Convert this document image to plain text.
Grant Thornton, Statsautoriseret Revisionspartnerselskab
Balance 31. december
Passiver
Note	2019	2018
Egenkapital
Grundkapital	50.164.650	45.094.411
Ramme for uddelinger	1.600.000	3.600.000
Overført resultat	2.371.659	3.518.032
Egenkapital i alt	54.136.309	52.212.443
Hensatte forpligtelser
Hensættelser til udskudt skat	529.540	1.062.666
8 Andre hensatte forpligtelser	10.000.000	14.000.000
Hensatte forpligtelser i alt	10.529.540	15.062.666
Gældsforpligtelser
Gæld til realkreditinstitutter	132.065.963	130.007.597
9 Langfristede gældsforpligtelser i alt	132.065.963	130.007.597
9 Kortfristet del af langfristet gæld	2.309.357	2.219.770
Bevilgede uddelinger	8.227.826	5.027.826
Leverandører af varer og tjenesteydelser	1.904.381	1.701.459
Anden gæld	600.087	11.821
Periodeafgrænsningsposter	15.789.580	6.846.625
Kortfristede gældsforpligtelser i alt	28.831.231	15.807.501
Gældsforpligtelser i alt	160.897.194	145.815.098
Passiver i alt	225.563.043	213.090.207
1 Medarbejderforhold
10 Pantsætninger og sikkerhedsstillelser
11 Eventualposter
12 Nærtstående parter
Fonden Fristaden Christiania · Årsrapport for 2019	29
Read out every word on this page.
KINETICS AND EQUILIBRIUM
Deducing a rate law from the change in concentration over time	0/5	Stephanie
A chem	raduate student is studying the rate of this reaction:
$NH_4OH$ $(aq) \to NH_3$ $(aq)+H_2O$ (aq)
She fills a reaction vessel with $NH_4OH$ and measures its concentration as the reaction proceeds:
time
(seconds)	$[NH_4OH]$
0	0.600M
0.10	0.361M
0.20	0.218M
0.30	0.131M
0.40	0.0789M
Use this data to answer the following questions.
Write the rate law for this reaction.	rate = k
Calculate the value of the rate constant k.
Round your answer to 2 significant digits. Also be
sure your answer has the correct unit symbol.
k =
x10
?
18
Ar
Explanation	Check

··········

**EXERCISE TASK:** How many lines of the entries above hold the string "Egenkapital"? Reply with the number alone.

**RESPONSE:** 2